*Given task 1*: Retype the passage of the binary search text between "To our surprise" and "int main(void)", inclusive.

-- Text passage start --

Efficient Binary Search

Edit :
Here I have proposed 3 modified binary search functions namely mod_bsearch1(), mod_bsearch2() and mod_bsearch3().
Out of these 3, mod_bsearch3() is most efficient so please use mod_bsearch3() for benchmarking purposes.

Binary search is way more efficient than linear search.
The traditional binary search is generally coded as follows:

bool bsearch(int array[], int size, int *loc, int val)
{
	int first, mid, last;
	int count;

	first = 0;
	last = size - 1;
	count = 0;

	while(first <= last)	//Unless first and last crosses each other
	{
		printf("Pass %d\n", ++count);
		mid = first + (last - first)/2;
		
		if (val == array[mid])
		{
			*loc = mid;
			return true;
		}
		else if (val < array[mid])
			last = mid - 1;
		else
			first = mid + 1;
	}
	
	return false;
}

Now what if val < array[first] or array[last] < val in any pass ?
If any of the above tests is true then clearly element is NOT in the given list. There is absolutely no point in searching till last crosses first.

So let’s code the modified binary search:

1) mod_bsearch1()

bool mod_bsearch1(int array[], int size, int *loc, int val)
{
	int first, mid, last;
	int count;

	first = 0;
	last = size - 1;
	count = 0;

	while(array[first] <= val && val <= array[last])
	{
		printf("Pass %d\n", ++count);
		mid = first + (last - first)/2;

		if (val == array[mid])
		{
			*loc = mid;
			return true;
		}
		else if (val < array[mid])
			last = mid - 1;
		else
			first = mid + 1;
	}
	
	return false;
}

To our surprise this modified code is more efficient that the traditional one. Let’s check the performances of both the codes.

main() can be coded as follows :

#include <stdio.h>
#include <stdbool.h>

#define SIZE 10

bool bsearch(int [], int , int *, int);
bool mod_bsearch1(int [], int , int *, int);

int main(void)
{
	int loc, val, i;
	int array[SIZE];
	
	printf("Enter 10 elements : ");
	for(i = 0; i < SIZE; i++)
	scanf("%d", &array[i]);
	
	printf("Element to be searched : ");
	scanf("%d", &val);
	
	printf("\nTraditional Binary Search: \n");
	if(bsearch(array, SIZE, &loc, val))

-- Text passage end --

*Given task 2*: Echo the lines of the entries between the lines holding "chart-list-item[interactable]: Single dimension navigat..." and "chart-list-item[interactable]: Combo chart", inclusive, without changing anything.

-- Entries shown start --

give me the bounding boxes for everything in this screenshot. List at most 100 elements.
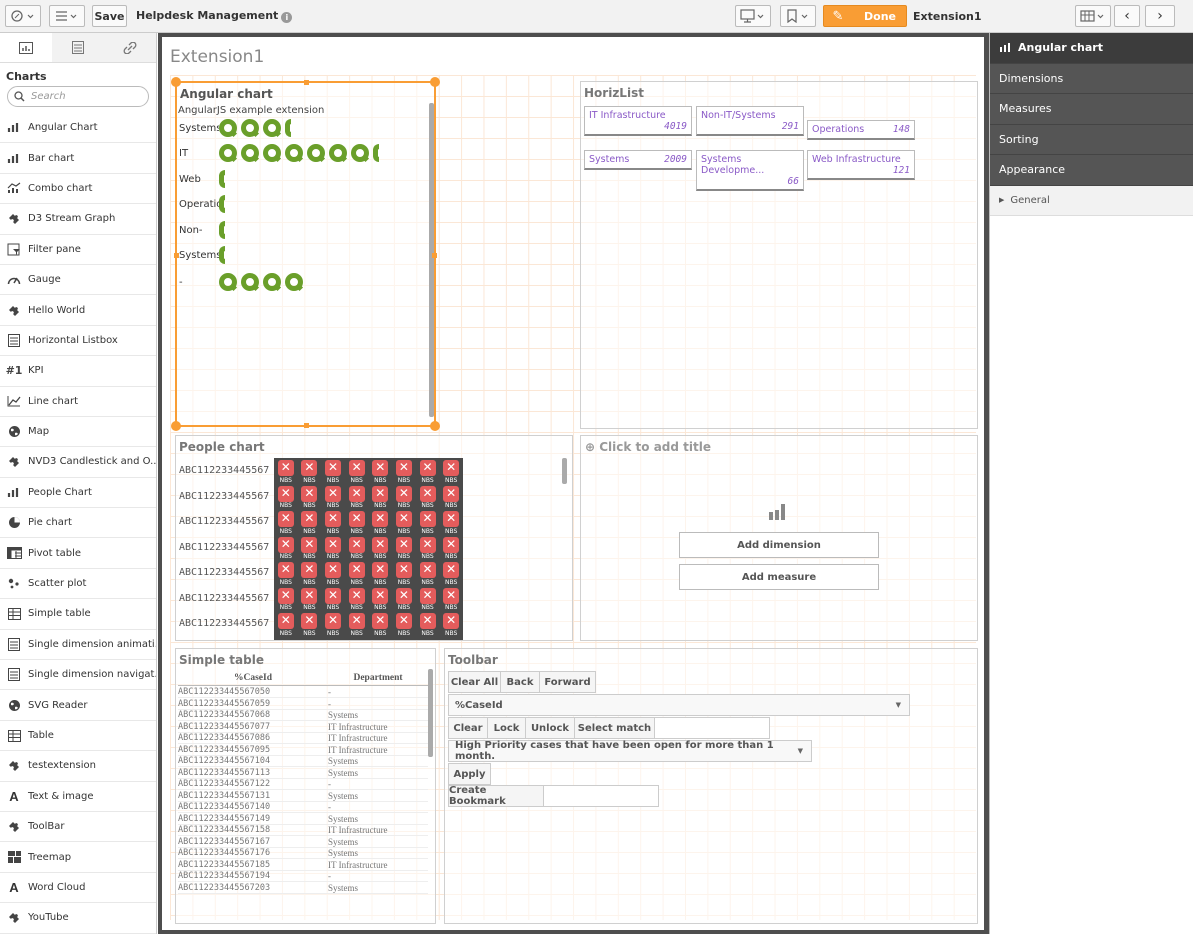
chart-list-item[interactable]: Single dimension navigat... <box>0 660 156 691</box>
table-row[interactable]: ABC112233445567059 - <box>178 699 428 710</box>
navigation-menu-button[interactable] <box>5 5 41 27</box>
horizlist-object[interactable]: HorizList IT Infrastructure 4019 Non-IT/Sy… <box>580 81 978 429</box>
done-button[interactable]: ✎ Done <box>823 5 907 27</box>
chart-list-item[interactable]: Pivot table <box>0 538 156 569</box>
chart-list-item[interactable]: Scatter plot <box>0 569 156 600</box>
resize-handle-right[interactable] <box>432 253 437 258</box>
chart-list-item[interactable]: Combo chart <box>0 174 156 205</box>
properties-section-measures[interactable]: Measures <box>990 94 1193 125</box>
table-row[interactable]: ABC112233445567167 Systems <box>178 837 428 848</box>
select-match-button[interactable]: Select match <box>574 717 655 739</box>
simple-table-object[interactable]: Simple table %CaseId Department ABC11223… <box>175 648 436 924</box>
back-button[interactable]: Back <box>500 671 540 693</box>
resize-handle-bottom[interactable] <box>304 423 309 428</box>
resize-handle-bottom-left[interactable] <box>171 421 181 431</box>
previous-sheet-button[interactable]: ‹ <box>1114 5 1140 27</box>
angular-chart-scrollbar[interactable] <box>429 103 434 417</box>
chart-list-item[interactable]: A Text & image <box>0 782 156 812</box>
sheet-title[interactable]: Extension1 <box>170 47 264 67</box>
chart-list-item[interactable]: Bar chart <box>0 143 156 174</box>
properties-section-sorting[interactable]: Sorting <box>990 124 1193 155</box>
horizlist-cell[interactable]: IT Infrastructure 4019 <box>584 106 692 136</box>
bookmarks-button[interactable] <box>780 5 816 27</box>
chart-list-item[interactable]: People Chart <box>0 478 156 509</box>
next-sheet-button[interactable]: › <box>1145 5 1175 27</box>
add-measure-button[interactable]: Add measure <box>679 564 879 590</box>
table-row[interactable]: ABC112233445567140 - <box>178 802 428 814</box>
tab-master-items[interactable] <box>104 33 156 62</box>
chart-list-item[interactable]: SVG Reader <box>0 690 156 721</box>
save-button[interactable]: Save <box>92 5 127 27</box>
add-title-prompt[interactable]: ⊕ Click to add title <box>581 436 977 458</box>
resize-handle-top-right[interactable] <box>430 77 440 87</box>
search-input[interactable]: Search <box>7 86 149 107</box>
forward-button[interactable]: Forward <box>539 671 596 693</box>
chart-list-item[interactable]: Map <box>0 417 156 448</box>
chart-list-item[interactable]: Angular Chart <box>0 113 156 144</box>
table-row[interactable]: ABC112233445567185 IT Infrastructure <box>178 860 428 871</box>
table-row[interactable]: ABC112233445567158 IT Infrastructure <box>178 825 428 837</box>
bookmark-select[interactable]: High Priority cases that have been open … <box>448 740 812 762</box>
toolbar-object[interactable]: Toolbar Clear All Back Forward %CaseId ▼ … <box>444 648 978 924</box>
info-icon[interactable]: i <box>281 12 293 23</box>
properties-section-dimensions[interactable]: Dimensions <box>990 63 1193 94</box>
chart-list-item[interactable]: D3 Stream Graph <box>0 204 156 235</box>
apply-button[interactable]: Apply <box>448 763 491 785</box>
bookmark-name-input[interactable] <box>543 785 659 807</box>
chart-list-item[interactable]: Simple table <box>0 599 156 630</box>
horizlist-cell[interactable]: Operations 148 <box>807 120 915 140</box>
story-button[interactable] <box>735 5 771 27</box>
table-row[interactable]: ABC112233445567194 - <box>178 871 428 883</box>
table-row[interactable]: ABC112233445567149 Systems <box>178 814 428 825</box>
field-select[interactable]: %CaseId ▼ <box>448 694 910 716</box>
resize-handle-top[interactable] <box>304 80 309 85</box>
chart-list-item[interactable]: Table <box>0 721 156 752</box>
chart-list-item[interactable]: Pie chart <box>0 508 156 539</box>
global-menu-button[interactable] <box>49 5 85 27</box>
table-row[interactable]: ABC112233445567068 Systems <box>178 710 428 722</box>
people-chart-object[interactable]: People chart ABC112233445567 ABC112233445… <box>175 435 573 641</box>
horizlist-cell[interactable]: Web Infrastructure 121 <box>807 150 915 180</box>
table-row[interactable]: ABC112233445567113 Systems <box>178 768 428 779</box>
empty-chart-object[interactable]: ⊕ Click to add title Add dimension Add m… <box>580 435 978 641</box>
table-row[interactable]: ABC112233445567131 Systems <box>178 791 428 802</box>
angular-chart-object[interactable]: Angular chart AngularJS example extensio… <box>171 77 440 431</box>
resize-handle-left[interactable] <box>174 253 179 258</box>
create-bookmark-button[interactable]: Create Bookmark <box>448 785 544 807</box>
general-section-toggle[interactable]: ▶ General <box>990 185 1193 216</box>
table-row[interactable]: ABC112233445567050 - <box>178 687 428 699</box>
chart-list-item[interactable]: YouTube <box>0 903 156 934</box>
chart-list-item[interactable]: Gauge <box>0 265 156 296</box>
table-row[interactable]: ABC112233445567122 - <box>178 779 428 791</box>
table-row[interactable]: ABC112233445567203 Systems <box>178 883 428 894</box>
people-chart-scrollbar[interactable] <box>562 458 567 484</box>
chart-list-item[interactable]: A Word Cloud <box>0 873 156 904</box>
properties-section-appearance[interactable]: Appearance <box>990 155 1193 186</box>
tab-fields[interactable] <box>52 33 104 62</box>
resize-handle-top-left[interactable] <box>171 77 181 87</box>
chart-list-item[interactable]: Horizontal Listbox <box>0 326 156 357</box>
chart-list-item[interactable]: Treemap <box>0 842 156 873</box>
column-header-department[interactable]: Department <box>328 673 428 683</box>
clear-button[interactable]: Clear <box>448 717 488 739</box>
table-row[interactable]: ABC112233445567095 IT Infrastructure <box>178 745 428 756</box>
clear-all-button[interactable]: Clear All <box>448 671 501 693</box>
chart-list-item[interactable]: testextension <box>0 751 156 782</box>
horizlist-cell[interactable]: Systems 2009 <box>584 150 692 170</box>
chart-list-item[interactable]: NVD3 Candlestick and O... <box>0 447 156 478</box>
horizlist-cell[interactable]: Non-IT/Systems 291 <box>696 106 804 136</box>
column-header-caseid[interactable]: %CaseId <box>178 673 328 683</box>
table-row[interactable]: ABC112233445567077 IT Infrastructure <box>178 722 428 733</box>
chart-list-item[interactable]: Filter pane <box>0 235 156 265</box>
chart-list-item[interactable]: Line chart <box>0 387 156 417</box>
add-dimension-button[interactable]: Add dimension <box>679 532 879 558</box>
table-row[interactable]: ABC112233445567176 Systems <box>178 848 428 860</box>
simple-table-scrollbar[interactable] <box>428 669 433 757</box>
sheet-view-button[interactable] <box>1075 5 1111 27</box>
select-match-input[interactable] <box>654 717 770 739</box>
chart-list-item[interactable]: Single dimension animati... <box>0 630 156 661</box>
chart-list-item[interactable]: ToolBar <box>0 812 156 843</box>
unlock-button[interactable]: Unlock <box>525 717 575 739</box>
horizlist-cell[interactable]: Systems Developme... 66 <box>696 150 804 191</box>
chart-list-item[interactable]: Hello World <box>0 295 156 326</box>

-- Entries shown end --

*Response 1*:
To our surprise this modified code is more efficient that the traditional one. Let’s check the performances of both the codes.

main() can be coded as follows :

#include <stdio.h>
#include <stdbool.h>

#define SIZE 10

bool bsearch(int [], int , int *, int);
bool mod_bsearch1(int [], int , int *, int);

int main(void)

*Response 2*:
chart-list-item[interactable]: Single dimension navigat... <box>0 660 156 691</box>
table-row[interactable]: ABC112233445567059 - <box>178 699 428 710</box>
navigation-menu-button[interactable] <box>5 5 41 27</box>
horizlist-object[interactable]: HorizList IT Infrastructure 4019 Non-IT/Sy… <box>580 81 978 429</box>
done-button[interactable]: ✎ Done <box>823 5 907 27</box>
chart-list-item[interactable]: Pivot table <box>0 538 156 569</box>
chart-list-item[interactable]: Scatter plot <box>0 569 156 600</box>
resize-handle-right[interactable] <box>432 253 437 258</box>
chart-list-item[interactable]: Combo chart <box>0 174 156 205</box>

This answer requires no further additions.